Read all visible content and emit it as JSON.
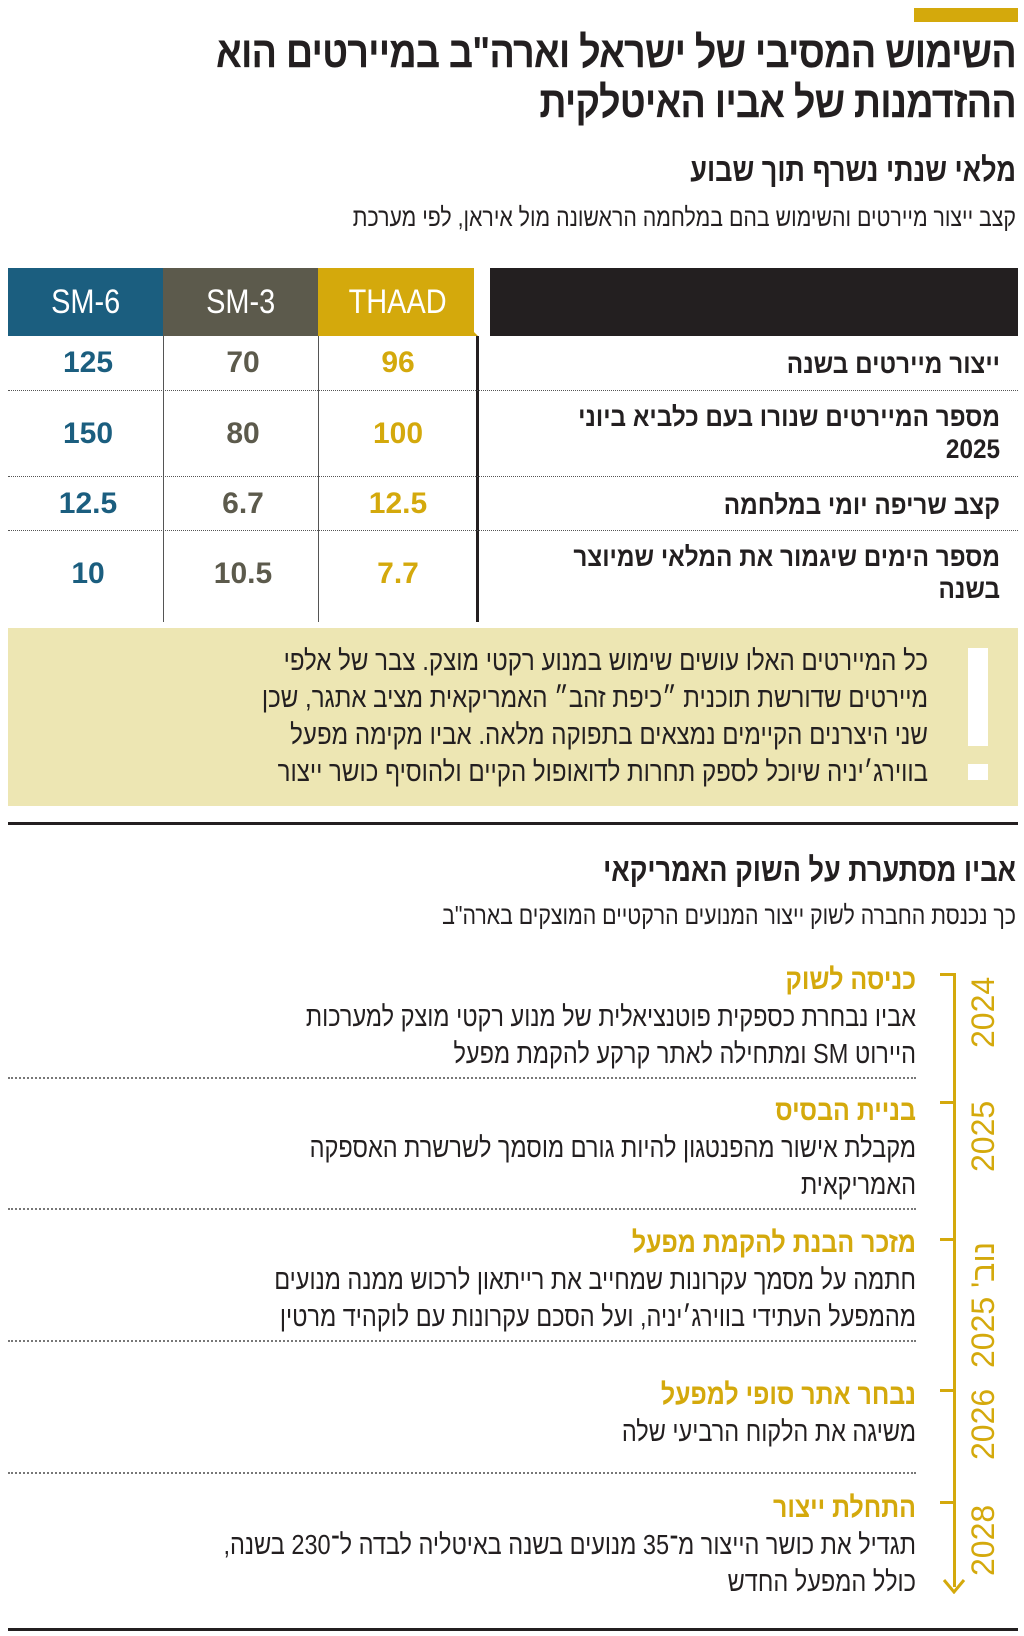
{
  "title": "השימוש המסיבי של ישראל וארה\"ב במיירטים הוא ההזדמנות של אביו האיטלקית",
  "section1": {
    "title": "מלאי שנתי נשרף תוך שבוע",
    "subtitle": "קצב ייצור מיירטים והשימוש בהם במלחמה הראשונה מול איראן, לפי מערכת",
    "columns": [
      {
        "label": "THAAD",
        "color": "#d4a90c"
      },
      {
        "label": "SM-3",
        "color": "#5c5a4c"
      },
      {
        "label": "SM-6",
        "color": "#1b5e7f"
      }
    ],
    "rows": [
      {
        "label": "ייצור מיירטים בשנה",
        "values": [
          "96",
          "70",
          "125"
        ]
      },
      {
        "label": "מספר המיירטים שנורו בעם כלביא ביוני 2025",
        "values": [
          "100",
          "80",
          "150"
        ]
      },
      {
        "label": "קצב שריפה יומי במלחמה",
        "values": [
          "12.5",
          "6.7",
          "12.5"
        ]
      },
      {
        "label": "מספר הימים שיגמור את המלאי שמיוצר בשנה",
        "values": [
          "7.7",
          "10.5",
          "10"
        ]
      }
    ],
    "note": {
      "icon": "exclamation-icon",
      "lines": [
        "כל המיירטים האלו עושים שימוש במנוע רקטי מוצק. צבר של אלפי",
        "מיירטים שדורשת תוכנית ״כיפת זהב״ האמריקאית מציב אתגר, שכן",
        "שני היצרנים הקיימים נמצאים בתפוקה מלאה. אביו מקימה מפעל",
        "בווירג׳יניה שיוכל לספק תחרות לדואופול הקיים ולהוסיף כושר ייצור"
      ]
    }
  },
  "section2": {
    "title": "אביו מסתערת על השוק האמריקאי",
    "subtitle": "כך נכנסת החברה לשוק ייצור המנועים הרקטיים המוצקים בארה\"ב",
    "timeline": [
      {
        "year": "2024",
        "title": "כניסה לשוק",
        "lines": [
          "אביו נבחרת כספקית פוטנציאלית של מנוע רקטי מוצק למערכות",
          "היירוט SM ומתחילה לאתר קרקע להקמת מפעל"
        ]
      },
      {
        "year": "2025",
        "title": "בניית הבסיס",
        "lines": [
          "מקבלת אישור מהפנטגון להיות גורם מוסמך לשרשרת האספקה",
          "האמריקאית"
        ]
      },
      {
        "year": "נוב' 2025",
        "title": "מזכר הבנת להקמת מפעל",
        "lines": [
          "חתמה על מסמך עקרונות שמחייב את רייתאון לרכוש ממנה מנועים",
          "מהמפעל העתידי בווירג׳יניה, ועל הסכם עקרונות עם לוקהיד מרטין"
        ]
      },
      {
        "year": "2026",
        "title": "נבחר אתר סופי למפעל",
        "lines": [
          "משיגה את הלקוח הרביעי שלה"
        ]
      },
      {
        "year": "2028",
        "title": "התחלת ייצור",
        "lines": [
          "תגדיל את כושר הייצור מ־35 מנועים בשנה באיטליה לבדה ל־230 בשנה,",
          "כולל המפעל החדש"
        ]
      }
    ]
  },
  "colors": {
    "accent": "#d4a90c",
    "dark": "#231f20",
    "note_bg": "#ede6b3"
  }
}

_____

- [Given instruction]
List the lines of the material in which the word "לשוק" occurs.

- [The output]
    "subtitle": "כך נכנסת החברה לשוק ייצור המנועים הרקטיים המוצקים בארה\"ב",
        "title": "כניסה לשוק",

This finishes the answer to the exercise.